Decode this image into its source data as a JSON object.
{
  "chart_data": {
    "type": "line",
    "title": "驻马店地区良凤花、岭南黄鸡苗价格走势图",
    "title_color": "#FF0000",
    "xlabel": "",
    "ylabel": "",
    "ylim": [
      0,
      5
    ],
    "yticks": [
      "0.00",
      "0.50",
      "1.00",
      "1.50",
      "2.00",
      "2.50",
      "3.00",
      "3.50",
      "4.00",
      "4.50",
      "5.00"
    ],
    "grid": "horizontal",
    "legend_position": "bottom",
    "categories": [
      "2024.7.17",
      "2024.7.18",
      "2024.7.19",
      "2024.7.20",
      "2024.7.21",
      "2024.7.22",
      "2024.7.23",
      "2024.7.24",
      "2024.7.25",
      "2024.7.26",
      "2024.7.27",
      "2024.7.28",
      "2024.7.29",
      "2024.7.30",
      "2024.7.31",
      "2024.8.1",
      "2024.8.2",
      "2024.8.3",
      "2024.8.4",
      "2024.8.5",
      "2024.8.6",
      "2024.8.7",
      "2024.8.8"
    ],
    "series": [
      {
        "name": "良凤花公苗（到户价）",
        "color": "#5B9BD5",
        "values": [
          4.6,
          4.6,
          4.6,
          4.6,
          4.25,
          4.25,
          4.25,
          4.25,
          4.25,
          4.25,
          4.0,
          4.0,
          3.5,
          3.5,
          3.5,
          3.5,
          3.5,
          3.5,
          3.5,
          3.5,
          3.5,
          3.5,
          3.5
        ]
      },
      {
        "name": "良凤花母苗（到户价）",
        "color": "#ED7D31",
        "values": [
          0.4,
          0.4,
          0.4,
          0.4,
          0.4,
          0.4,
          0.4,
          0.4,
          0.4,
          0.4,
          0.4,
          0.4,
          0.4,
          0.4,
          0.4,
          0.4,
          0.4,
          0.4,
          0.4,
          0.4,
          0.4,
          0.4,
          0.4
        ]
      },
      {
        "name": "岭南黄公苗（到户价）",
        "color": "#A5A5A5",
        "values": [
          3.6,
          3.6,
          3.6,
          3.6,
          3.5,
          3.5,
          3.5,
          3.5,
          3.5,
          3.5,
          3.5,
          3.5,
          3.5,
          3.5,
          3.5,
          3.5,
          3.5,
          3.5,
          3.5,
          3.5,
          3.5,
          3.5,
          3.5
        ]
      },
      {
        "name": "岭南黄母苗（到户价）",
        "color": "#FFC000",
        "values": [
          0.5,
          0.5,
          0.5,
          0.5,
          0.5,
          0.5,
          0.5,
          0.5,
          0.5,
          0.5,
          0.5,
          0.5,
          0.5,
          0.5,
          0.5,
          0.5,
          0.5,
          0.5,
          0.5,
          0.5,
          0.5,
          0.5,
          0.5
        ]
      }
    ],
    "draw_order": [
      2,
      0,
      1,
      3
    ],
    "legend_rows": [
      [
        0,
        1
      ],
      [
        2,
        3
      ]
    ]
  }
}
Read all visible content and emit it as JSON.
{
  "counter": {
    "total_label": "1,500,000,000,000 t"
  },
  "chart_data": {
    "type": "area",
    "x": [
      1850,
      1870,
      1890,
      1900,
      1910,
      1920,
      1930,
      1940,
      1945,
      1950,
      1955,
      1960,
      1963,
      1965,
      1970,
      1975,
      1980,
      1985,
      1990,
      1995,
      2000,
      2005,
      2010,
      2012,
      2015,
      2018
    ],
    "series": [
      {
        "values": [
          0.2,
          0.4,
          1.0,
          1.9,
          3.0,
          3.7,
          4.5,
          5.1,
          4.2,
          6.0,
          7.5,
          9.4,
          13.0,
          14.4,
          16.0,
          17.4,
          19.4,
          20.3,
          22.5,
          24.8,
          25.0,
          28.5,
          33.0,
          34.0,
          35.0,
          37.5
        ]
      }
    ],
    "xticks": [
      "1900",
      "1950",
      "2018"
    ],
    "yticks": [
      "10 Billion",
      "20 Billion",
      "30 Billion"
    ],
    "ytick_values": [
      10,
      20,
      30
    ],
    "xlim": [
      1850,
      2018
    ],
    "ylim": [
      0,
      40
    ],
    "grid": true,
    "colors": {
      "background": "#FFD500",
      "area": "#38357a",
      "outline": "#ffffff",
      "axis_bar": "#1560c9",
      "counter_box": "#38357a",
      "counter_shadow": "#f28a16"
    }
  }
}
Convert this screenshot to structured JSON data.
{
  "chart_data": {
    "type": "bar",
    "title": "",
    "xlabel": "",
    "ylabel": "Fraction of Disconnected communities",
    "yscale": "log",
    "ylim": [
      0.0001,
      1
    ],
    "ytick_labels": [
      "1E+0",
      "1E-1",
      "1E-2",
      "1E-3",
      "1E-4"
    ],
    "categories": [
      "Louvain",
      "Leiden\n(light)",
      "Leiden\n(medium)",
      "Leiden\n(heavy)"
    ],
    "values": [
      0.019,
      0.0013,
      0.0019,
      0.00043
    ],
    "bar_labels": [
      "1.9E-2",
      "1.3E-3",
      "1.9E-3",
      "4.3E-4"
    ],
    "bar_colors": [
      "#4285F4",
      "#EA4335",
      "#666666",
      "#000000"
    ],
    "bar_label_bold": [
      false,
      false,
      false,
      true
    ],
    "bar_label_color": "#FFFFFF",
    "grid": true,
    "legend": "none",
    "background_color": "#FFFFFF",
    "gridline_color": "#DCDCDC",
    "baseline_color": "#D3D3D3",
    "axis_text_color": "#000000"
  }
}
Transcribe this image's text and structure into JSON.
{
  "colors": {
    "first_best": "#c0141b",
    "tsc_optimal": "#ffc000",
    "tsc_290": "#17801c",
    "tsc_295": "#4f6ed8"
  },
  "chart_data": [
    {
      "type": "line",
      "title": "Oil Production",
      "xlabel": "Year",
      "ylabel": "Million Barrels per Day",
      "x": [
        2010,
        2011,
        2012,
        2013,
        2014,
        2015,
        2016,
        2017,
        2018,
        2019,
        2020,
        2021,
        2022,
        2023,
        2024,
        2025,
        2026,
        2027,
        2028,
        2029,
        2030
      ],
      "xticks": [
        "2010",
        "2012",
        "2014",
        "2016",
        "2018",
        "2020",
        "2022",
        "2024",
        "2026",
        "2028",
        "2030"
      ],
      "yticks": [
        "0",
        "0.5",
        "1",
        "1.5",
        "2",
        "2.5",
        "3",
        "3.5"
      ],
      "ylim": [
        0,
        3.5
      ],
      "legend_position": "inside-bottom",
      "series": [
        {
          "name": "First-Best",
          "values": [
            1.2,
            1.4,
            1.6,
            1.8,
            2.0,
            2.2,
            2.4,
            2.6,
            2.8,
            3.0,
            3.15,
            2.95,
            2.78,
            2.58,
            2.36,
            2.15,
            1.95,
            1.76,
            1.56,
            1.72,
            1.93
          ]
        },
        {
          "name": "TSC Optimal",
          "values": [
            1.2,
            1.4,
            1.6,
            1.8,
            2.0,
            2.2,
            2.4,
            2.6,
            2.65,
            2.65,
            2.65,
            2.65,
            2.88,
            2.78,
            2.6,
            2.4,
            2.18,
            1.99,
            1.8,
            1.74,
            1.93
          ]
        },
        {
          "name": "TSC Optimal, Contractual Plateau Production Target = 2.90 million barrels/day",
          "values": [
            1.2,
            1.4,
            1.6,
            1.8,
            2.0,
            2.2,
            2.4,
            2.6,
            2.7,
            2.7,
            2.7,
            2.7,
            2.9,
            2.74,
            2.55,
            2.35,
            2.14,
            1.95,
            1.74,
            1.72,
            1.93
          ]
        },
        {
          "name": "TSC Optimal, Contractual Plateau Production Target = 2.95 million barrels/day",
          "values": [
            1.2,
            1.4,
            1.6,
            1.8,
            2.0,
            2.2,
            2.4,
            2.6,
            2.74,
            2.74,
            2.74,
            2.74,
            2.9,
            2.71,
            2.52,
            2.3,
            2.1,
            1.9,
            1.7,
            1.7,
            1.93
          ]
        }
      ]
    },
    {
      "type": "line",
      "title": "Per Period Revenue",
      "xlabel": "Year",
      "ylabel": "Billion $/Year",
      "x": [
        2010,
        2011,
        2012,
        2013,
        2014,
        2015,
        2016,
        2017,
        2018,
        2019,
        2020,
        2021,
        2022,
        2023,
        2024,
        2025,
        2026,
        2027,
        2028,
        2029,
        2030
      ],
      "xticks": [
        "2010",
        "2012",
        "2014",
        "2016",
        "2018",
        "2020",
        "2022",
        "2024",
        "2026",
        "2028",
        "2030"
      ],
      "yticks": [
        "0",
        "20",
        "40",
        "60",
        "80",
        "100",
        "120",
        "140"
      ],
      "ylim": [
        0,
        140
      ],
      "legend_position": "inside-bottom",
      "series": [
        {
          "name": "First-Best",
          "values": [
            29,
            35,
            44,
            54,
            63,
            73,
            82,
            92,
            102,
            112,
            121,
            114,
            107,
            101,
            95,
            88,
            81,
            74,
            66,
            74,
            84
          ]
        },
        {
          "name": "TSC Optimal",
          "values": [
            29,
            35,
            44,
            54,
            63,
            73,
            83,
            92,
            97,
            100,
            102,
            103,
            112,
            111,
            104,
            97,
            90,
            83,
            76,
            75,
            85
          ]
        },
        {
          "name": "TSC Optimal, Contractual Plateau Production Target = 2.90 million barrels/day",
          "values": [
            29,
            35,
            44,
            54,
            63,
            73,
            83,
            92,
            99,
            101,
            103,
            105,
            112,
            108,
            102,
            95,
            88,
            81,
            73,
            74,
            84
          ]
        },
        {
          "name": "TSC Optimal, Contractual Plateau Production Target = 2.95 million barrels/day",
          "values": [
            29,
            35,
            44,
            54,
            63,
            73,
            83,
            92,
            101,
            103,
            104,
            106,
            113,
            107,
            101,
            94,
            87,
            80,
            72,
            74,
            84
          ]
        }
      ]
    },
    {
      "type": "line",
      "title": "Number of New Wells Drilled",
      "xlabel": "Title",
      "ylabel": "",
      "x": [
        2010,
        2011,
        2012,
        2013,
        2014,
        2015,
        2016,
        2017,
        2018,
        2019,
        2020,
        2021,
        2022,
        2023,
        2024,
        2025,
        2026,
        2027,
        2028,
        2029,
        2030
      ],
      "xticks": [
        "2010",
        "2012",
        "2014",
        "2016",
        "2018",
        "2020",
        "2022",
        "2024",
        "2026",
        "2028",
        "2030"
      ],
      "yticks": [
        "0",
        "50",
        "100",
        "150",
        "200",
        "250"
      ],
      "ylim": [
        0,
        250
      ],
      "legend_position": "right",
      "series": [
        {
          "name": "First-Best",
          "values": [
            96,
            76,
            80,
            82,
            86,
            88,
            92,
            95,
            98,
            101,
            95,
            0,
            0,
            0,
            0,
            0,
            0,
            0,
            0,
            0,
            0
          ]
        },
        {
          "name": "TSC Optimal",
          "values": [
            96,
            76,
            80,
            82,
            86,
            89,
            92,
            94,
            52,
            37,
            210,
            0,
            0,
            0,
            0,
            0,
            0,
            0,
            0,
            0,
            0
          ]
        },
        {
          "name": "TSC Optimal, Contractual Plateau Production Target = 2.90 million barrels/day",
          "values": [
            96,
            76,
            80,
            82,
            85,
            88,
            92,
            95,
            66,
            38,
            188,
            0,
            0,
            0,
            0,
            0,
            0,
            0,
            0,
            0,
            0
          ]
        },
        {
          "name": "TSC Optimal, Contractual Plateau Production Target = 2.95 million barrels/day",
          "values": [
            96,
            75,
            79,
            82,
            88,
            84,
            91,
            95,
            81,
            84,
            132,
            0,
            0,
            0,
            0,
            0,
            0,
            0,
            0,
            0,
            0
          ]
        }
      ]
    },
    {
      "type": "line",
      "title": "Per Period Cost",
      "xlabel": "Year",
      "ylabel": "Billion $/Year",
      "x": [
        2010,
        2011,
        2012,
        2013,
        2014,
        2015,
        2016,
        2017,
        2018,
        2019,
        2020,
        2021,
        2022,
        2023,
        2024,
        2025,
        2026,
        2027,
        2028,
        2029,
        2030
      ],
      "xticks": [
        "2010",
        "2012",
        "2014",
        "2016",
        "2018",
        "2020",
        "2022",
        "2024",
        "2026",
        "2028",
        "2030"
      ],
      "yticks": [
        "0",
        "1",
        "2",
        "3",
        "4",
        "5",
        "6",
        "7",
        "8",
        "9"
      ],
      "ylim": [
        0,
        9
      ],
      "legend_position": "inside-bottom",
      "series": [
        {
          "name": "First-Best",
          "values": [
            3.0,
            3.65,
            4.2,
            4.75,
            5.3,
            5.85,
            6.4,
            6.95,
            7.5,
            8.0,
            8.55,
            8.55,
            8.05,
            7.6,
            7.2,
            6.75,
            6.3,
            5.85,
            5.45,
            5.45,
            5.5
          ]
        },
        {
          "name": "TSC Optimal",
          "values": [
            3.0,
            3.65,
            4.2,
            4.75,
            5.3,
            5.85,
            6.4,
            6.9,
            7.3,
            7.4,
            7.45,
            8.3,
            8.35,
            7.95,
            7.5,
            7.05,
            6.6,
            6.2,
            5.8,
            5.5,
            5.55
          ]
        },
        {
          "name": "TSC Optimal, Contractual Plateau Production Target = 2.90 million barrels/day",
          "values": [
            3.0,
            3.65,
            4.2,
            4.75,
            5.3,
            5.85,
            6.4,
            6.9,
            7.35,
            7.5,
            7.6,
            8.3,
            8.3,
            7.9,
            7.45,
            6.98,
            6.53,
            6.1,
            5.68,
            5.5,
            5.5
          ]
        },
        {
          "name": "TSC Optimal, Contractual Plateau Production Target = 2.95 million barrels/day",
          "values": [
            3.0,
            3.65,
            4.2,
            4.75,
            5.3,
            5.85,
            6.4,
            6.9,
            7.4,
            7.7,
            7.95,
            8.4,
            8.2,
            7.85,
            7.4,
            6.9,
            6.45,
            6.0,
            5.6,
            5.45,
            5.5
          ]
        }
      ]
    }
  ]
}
———
What you have to do: The answer is the number of lines in the preceding material that hold "this"; write that number and nothing else.

Correct output: 3